All material below is to be reproduced exactly.
%%
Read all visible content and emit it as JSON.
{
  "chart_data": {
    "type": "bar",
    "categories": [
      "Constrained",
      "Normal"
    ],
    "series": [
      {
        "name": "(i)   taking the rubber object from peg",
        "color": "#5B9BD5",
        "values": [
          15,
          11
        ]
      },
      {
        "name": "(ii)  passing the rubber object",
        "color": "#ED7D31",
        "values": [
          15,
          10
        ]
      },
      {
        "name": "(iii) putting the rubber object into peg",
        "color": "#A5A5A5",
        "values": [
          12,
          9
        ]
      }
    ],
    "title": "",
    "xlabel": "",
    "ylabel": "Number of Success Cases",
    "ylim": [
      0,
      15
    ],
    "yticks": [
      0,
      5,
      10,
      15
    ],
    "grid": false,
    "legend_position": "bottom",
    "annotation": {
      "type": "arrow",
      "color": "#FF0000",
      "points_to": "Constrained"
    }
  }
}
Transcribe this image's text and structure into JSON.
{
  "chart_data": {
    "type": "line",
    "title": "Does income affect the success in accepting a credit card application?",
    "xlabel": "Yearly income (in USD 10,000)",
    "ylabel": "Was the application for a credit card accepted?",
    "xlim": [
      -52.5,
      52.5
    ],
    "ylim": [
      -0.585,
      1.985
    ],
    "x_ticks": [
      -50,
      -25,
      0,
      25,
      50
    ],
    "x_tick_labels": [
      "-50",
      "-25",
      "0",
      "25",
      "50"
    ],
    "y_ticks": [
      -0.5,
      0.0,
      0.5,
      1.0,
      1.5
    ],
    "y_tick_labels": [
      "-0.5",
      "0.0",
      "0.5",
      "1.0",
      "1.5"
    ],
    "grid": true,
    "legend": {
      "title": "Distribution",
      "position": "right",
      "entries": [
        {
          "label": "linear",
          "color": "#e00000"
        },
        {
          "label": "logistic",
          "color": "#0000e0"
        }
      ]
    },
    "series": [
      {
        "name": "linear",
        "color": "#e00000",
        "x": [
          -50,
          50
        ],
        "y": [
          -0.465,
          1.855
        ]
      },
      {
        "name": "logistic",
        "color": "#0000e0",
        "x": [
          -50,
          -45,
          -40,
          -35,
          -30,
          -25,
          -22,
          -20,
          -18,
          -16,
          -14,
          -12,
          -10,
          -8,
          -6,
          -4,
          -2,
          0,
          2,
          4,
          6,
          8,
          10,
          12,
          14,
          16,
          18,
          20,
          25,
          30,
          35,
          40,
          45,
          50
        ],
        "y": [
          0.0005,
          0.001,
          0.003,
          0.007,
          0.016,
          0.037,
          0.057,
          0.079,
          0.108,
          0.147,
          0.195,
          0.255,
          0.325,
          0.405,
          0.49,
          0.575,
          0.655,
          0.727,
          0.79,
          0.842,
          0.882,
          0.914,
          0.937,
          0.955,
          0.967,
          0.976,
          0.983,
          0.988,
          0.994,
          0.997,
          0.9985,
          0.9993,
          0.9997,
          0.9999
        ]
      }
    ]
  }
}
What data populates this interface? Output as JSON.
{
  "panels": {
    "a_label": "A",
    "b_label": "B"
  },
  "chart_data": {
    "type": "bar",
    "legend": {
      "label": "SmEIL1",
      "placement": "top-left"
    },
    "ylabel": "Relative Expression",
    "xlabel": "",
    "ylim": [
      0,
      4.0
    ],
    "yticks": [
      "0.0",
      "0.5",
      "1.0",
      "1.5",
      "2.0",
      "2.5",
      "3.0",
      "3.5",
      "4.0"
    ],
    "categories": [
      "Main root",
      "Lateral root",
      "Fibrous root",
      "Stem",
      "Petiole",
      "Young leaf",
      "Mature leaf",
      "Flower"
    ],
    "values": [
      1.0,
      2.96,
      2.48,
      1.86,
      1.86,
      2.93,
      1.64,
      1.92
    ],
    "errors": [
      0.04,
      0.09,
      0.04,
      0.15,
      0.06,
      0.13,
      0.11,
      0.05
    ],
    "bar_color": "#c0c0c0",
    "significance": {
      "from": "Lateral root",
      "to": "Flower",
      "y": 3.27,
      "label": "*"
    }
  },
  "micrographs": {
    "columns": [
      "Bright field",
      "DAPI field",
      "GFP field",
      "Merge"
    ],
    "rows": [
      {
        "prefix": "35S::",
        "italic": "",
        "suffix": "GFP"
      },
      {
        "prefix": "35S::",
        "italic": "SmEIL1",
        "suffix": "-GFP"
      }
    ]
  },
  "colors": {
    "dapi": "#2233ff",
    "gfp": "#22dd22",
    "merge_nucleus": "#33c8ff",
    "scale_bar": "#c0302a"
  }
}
%%
* OUTPUT
Read all visible content and emit it as JSON.
{
  "chart_data": {
    "type": "bar",
    "categories": [
      "Constrained",
      "Normal"
    ],
    "series": [
      {
        "name": "(i)   taking the rubber object from peg",
        "color": "#5B9BD5",
        "values": [
          15,
          11
        ]
      },
      {
        "name": "(ii)  passing the rubber object",
        "color": "#ED7D31",
        "values": [
          15,
          10
        ]
      },
      {
        "name": "(iii) putting the rubber object into peg",
        "color": "#A5A5A5",
        "values": [
          12,
          9
        ]
      }
    ],
    "title": "",
    "xlabel": "",
    "ylabel": "Number of Success Cases",
    "ylim": [
      0,
      15
    ],
    "yticks": [
      0,
      5,
      10,
      15
    ],
    "grid": false,
    "legend_position": "bottom",
    "annotation": {
      "type": "arrow",
      "color": "#FF0000",
      "points_to": "Constrained"
    }
  }
}
Transcribe this image's text and structure into JSON.
{
  "chart_data": {
    "type": "line",
    "title": "Does income affect the success in accepting a credit card application?",
    "xlabel": "Yearly income (in USD 10,000)",
    "ylabel": "Was the application for a credit card accepted?",
    "xlim": [
      -52.5,
      52.5
    ],
    "ylim": [
      -0.585,
      1.985
    ],
    "x_ticks": [
      -50,
      -25,
      0,
      25,
      50
    ],
    "x_tick_labels": [
      "-50",
      "-25",
      "0",
      "25",
      "50"
    ],
    "y_ticks": [
      -0.5,
      0.0,
      0.5,
      1.0,
      1.5
    ],
    "y_tick_labels": [
      "-0.5",
      "0.0",
      "0.5",
      "1.0",
      "1.5"
    ],
    "grid": true,
    "legend": {
      "title": "Distribution",
      "position": "right",
      "entries": [
        {
          "label": "linear",
          "color": "#e00000"
        },
        {
          "label": "logistic",
          "color": "#0000e0"
        }
      ]
    },
    "series": [
      {
        "name": "linear",
        "color": "#e00000",
        "x": [
          -50,
          50
        ],
        "y": [
          -0.465,
          1.855
        ]
      },
      {
        "name": "logistic",
        "color": "#0000e0",
        "x": [
          -50,
          -45,
          -40,
          -35,
          -30,
          -25,
          -22,
          -20,
          -18,
          -16,
          -14,
          -12,
          -10,
          -8,
          -6,
          -4,
          -2,
          0,
          2,
          4,
          6,
          8,
          10,
          12,
          14,
          16,
          18,
          20,
          25,
          30,
          35,
          40,
          45,
          50
        ],
        "y": [
          0.0005,
          0.001,
          0.003,
          0.007,
          0.016,
          0.037,
          0.057,
          0.079,
          0.108,
          0.147,
          0.195,
          0.255,
          0.325,
          0.405,
          0.49,
          0.575,
          0.655,
          0.727,
          0.79,
          0.842,
          0.882,
          0.914,
          0.937,
          0.955,
          0.967,
          0.976,
          0.983,
          0.988,
          0.994,
          0.997,
          0.9985,
          0.9993,
          0.9997,
          0.9999
        ]
      }
    ]
  }
}
What data populates this interface? Output as JSON.
{
  "panels": {
    "a_label": "A",
    "b_label": "B"
  },
  "chart_data": {
    "type": "bar",
    "legend": {
      "label": "SmEIL1",
      "placement": "top-left"
    },
    "ylabel": "Relative Expression",
    "xlabel": "",
    "ylim": [
      0,
      4.0
    ],
    "yticks": [
      "0.0",
      "0.5",
      "1.0",
      "1.5",
      "2.0",
      "2.5",
      "3.0",
      "3.5",
      "4.0"
    ],
    "categories": [
      "Main root",
      "Lateral root",
      "Fibrous root",
      "Stem",
      "Petiole",
      "Young leaf",
      "Mature leaf",
      "Flower"
    ],
    "values": [
      1.0,
      2.96,
      2.48,
      1.86,
      1.86,
      2.93,
      1.64,
      1.92
    ],
    "errors": [
      0.04,
      0.09,
      0.04,
      0.15,
      0.06,
      0.13,
      0.11,
      0.05
    ],
    "bar_color": "#c0c0c0",
    "significance": {
      "from": "Lateral root",
      "to": "Flower",
      "y": 3.27,
      "label": "*"
    }
  },
  "micrographs": {
    "columns": [
      "Bright field",
      "DAPI field",
      "GFP field",
      "Merge"
    ],
    "rows": [
      {
        "prefix": "35S::",
        "italic": "",
        "suffix": "GFP"
      },
      {
        "prefix": "35S::",
        "italic": "SmEIL1",
        "suffix": "-GFP"
      }
    ]
  },
  "colors": {
    "dapi": "#2233ff",
    "gfp": "#22dd22",
    "merge_nucleus": "#33c8ff",
    "scale_bar": "#c0302a"
  }
}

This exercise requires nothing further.